## Directive
Give the rows below as a JSON list of strings, one per line and no blank lines, starting at the line containing "module-charges: Tremor M: [309, 319, 357, 331]" and ending at the line containing "active-check-icon[interactable]: ✔: [16, 318, 26, 332]", both included.

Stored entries
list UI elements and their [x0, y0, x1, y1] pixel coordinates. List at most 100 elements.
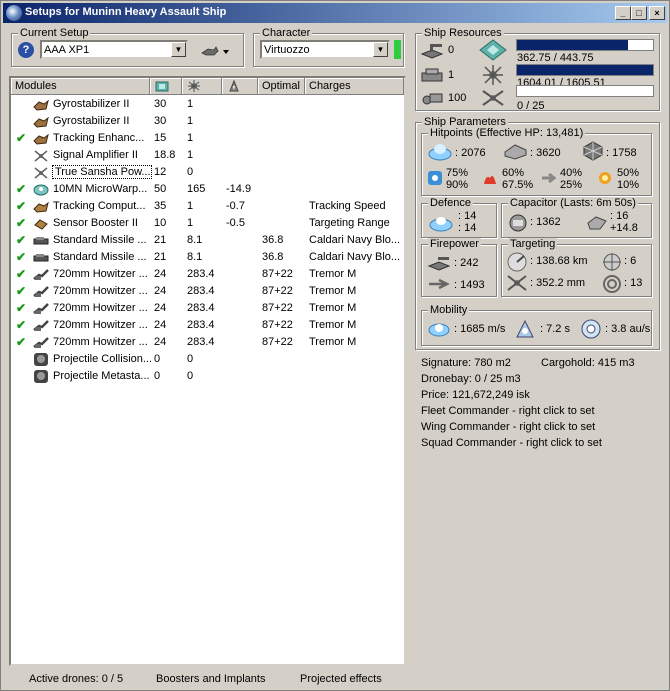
module-charges: Tremor M: [309, 319, 357, 331]
projected-effects-button[interactable]: Projected effects: [300, 673, 382, 685]
module-powergrid: 0: [187, 370, 194, 382]
fleet-commander-slot[interactable]: Fleet Commander - right click to set: [421, 405, 595, 417]
table-row[interactable]: Projectile Collision... 0 0: [11, 351, 407, 368]
active-check-icon[interactable]: ✔: [16, 216, 26, 230]
tracking-computer-icon: [33, 199, 49, 214]
howitzer-icon: [33, 318, 49, 333]
kinetic-resist-value-2: 25%: [560, 179, 583, 191]
setup-select[interactable]: AAA XP1 ▼: [40, 40, 188, 59]
shield-icon: [428, 144, 452, 161]
table-row[interactable]: ✔ 720mm Howitzer ... 24 283.4 87+22 Tremor M: [11, 300, 407, 317]
module-cpu: 18.8: [154, 149, 176, 161]
calibration-icon: [422, 93, 443, 105]
turret-hardpoint-icon: [420, 44, 444, 59]
capacitor-recharge-value-a: : 16: [610, 210, 629, 222]
module-charges: Tremor M: [309, 285, 357, 297]
module-cpu: 24: [154, 319, 167, 331]
ship-menu-button[interactable]: [200, 43, 230, 59]
structure-hp-value: : 1758: [606, 147, 637, 159]
table-row[interactable]: ✔ 720mm Howitzer ... 24 283.4 87+22 Tremor M: [11, 317, 407, 334]
chevron-down-icon[interactable]: ▼: [171, 42, 186, 57]
rig-icon: [33, 352, 49, 367]
table-row[interactable]: Projectile Metasta... 0 0: [11, 368, 407, 385]
targeting-range-value: : 138.68 km: [530, 255, 588, 267]
table-row[interactable]: ✔ Tracking Comput... 35 1 -0.7 Tracking Speed: [11, 198, 407, 215]
thermal-resist-value-2: 67.5%: [502, 179, 534, 191]
active-check-icon[interactable]: ✔: [16, 318, 26, 332]
module-powergrid: 283.4: [187, 285, 215, 297]
table-row[interactable]: Gyrostabilizer II 30 1: [11, 113, 407, 130]
active-check-icon[interactable]: ✔: [16, 335, 26, 349]
shield-hp-value: : 2076: [455, 147, 486, 159]
gyrostabilizer-icon: [33, 97, 49, 112]
module-powergrid: 8.1: [187, 234, 203, 246]
active-drones-button[interactable]: Active drones: 0 / 5: [29, 673, 123, 685]
thermal-resist-value: 60%: [502, 167, 525, 179]
table-row[interactable]: ✔ 720mm Howitzer ... 24 283.4 87+22 Tremor M: [11, 266, 407, 283]
maximize-button[interactable]: □: [631, 6, 647, 20]
help-icon[interactable]: ?: [18, 42, 34, 58]
module-powergrid: 1: [187, 115, 194, 127]
close-button[interactable]: ×: [649, 6, 665, 20]
defence-value-a: : 14: [458, 210, 477, 222]
active-check-icon[interactable]: ✔: [16, 182, 26, 196]
table-row[interactable]: ✔ Standard Missile ... 21 8.1 36.8 Caldari Na…: [11, 232, 407, 249]
column-header-speed[interactable]: [222, 78, 258, 95]
boosters-implants-button[interactable]: Boosters and Implants: [156, 673, 265, 685]
table-row[interactable]: ✔ 720mm Howitzer ... 24 283.4 87+22 Tremor M: [11, 334, 407, 351]
module-name: Tracking Enhanc...: [53, 132, 145, 144]
squad-commander-slot[interactable]: Squad Commander - right click to set: [421, 437, 602, 449]
column-header-optimal[interactable]: Optimal: [258, 78, 305, 95]
howitzer-icon: [33, 284, 49, 299]
signature-text: Signature: 780 m2: [421, 357, 511, 369]
launcher-hardpoint-icon: [421, 68, 443, 82]
table-row[interactable]: True Sansha Pow... 12 0: [11, 164, 407, 181]
module-name: Projectile Collision...: [53, 353, 151, 365]
current-setup-group: Current Setup ? AAA XP1 ▼: [11, 27, 244, 67]
active-check-icon[interactable]: ✔: [16, 284, 26, 298]
column-header-charges[interactable]: Charges: [305, 78, 404, 95]
modules-table[interactable]: Modules Optimal Charges Gyrostabilizer I…: [9, 76, 406, 666]
missile-dps-value: : 1493: [454, 279, 485, 291]
hitpoints-label: Hitpoints (Effective HP: 13,481): [428, 127, 586, 139]
table-row[interactable]: Gyrostabilizer II 30 1: [11, 96, 407, 113]
module-name: 720mm Howitzer ...: [53, 285, 148, 297]
table-row[interactable]: Signal Amplifier II 18.8 1: [11, 147, 407, 164]
table-row[interactable]: ✔ 10MN MicroWarp... 50 165 -14.9: [11, 181, 407, 198]
active-check-icon[interactable]: ✔: [16, 250, 26, 264]
active-check-icon[interactable]: ✔: [16, 301, 26, 315]
table-row[interactable]: ✔ 720mm Howitzer ... 24 283.4 87+22 Tremor M: [11, 283, 407, 300]
table-row[interactable]: ✔ Tracking Enhanc... 15 1: [11, 130, 407, 147]
howitzer-icon: [33, 267, 49, 282]
wing-commander-slot[interactable]: Wing Commander - right click to set: [421, 421, 595, 433]
capacitor-recharge-icon: [587, 216, 607, 230]
em-resist-icon: [428, 171, 442, 185]
table-row[interactable]: ✔ Standard Missile ... 21 8.1 36.8 Caldari Na…: [11, 249, 407, 266]
defence-group: Defence : 14 : 14: [421, 197, 497, 238]
armor-icon: [504, 144, 527, 160]
module-name: Standard Missile ...: [53, 234, 147, 246]
column-header-cpu[interactable]: [150, 78, 182, 95]
minimize-button[interactable]: _: [615, 6, 631, 20]
mobility-label: Mobility: [428, 304, 470, 316]
cpu-bar: [516, 39, 654, 51]
active-check-icon[interactable]: ✔: [16, 267, 26, 281]
firepower-group: Firepower : 242 : 1493: [421, 238, 497, 297]
title-bar[interactable]: Setups for Muninn Heavy Assault Ship _ □…: [3, 3, 667, 23]
active-check-icon[interactable]: ✔: [16, 233, 26, 247]
active-check-icon[interactable]: ✔: [16, 131, 26, 145]
chevron-down-icon[interactable]: ▼: [373, 42, 388, 57]
em-resist-value-2: 90%: [446, 179, 469, 191]
module-charges: Tremor M: [309, 268, 357, 280]
scan-resolution-value: : 352.2 mm: [530, 277, 586, 289]
table-row[interactable]: ✔ Sensor Booster II 10 1 -0.5 Targeting Range: [11, 215, 407, 232]
column-header-modules[interactable]: Modules: [11, 78, 150, 95]
column-header-powergrid[interactable]: [182, 78, 222, 95]
drones-text: 0 / 25: [517, 100, 545, 112]
character-select[interactable]: Virtuozzo ▼: [260, 40, 390, 59]
warp-speed-value: : 3.8 au/s: [605, 323, 651, 335]
cpu-text: 362.75 / 443.75: [517, 52, 594, 64]
turret-damage-icon: [427, 257, 451, 271]
rig-icon: [33, 369, 49, 384]
active-check-icon[interactable]: ✔: [16, 199, 26, 213]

## Solution to this problem
[
  "module-charges: Tremor M: [309, 319, 357, 331]",
  "projected-effects-button[interactable]: Projected effects: [300, 673, 382, 685]",
  "module-powergrid: 0: [187, 370, 194, 382]",
  "fleet-commander-slot[interactable]: Fleet Commander - right click to set: [421, 405, 595, 417]",
  "table-row[interactable]: Projectile Collision... 0 0: [11, 351, 407, 368]",
  "active-check-icon[interactable]: ✔: [16, 216, 26, 230]",
  "tracking-computer-icon: [33, 199, 49, 214]",
  "howitzer-icon: [33, 318, 49, 333]",
  "kinetic-resist-value-2: 25%: [560, 179, 583, 191]",
  "setup-select[interactable]: AAA XP1 ▼: [40, 40, 188, 59]",
  "shield-icon: [428, 144, 452, 161]",
  "table-row[interactable]: ✔ 720mm Howitzer ... 24 283.4 87+22 Tremor M: [11, 300, 407, 317]",
  "module-cpu: 18.8: [154, 149, 176, 161]",
  "calibration-icon: [422, 93, 443, 105]",
  "turret-hardpoint-icon: [420, 44, 444, 59]",
  "capacitor-recharge-value-a: : 16: [610, 210, 629, 222]",
  "module-charges: Tremor M: [309, 285, 357, 297]",
  "module-cpu: 24: [154, 319, 167, 331]",
  "ship-menu-button[interactable]: [200, 43, 230, 59]",
  "structure-hp-value: : 1758: [606, 147, 637, 159]",
  "table-row[interactable]: ✔ 720mm Howitzer ... 24 283.4 87+22 Tremor M: [11, 317, 407, 334]",
  "chevron-down-icon[interactable]: ▼: [171, 42, 186, 57]",
  "rig-icon: [33, 352, 49, 367]",
  "table-row[interactable]: Projectile Metasta... 0 0: [11, 368, 407, 385]",
  "targeting-range-value: : 138.68 km: [530, 255, 588, 267]",
  "table-row[interactable]: ✔ Tracking Comput... 35 1 -0.7 Tracking Speed: [11, 198, 407, 215]",
  "thermal-resist-value-2: 67.5%: [502, 179, 534, 191]",
  "active-check-icon[interactable]: ✔: [16, 318, 26, 332]"
]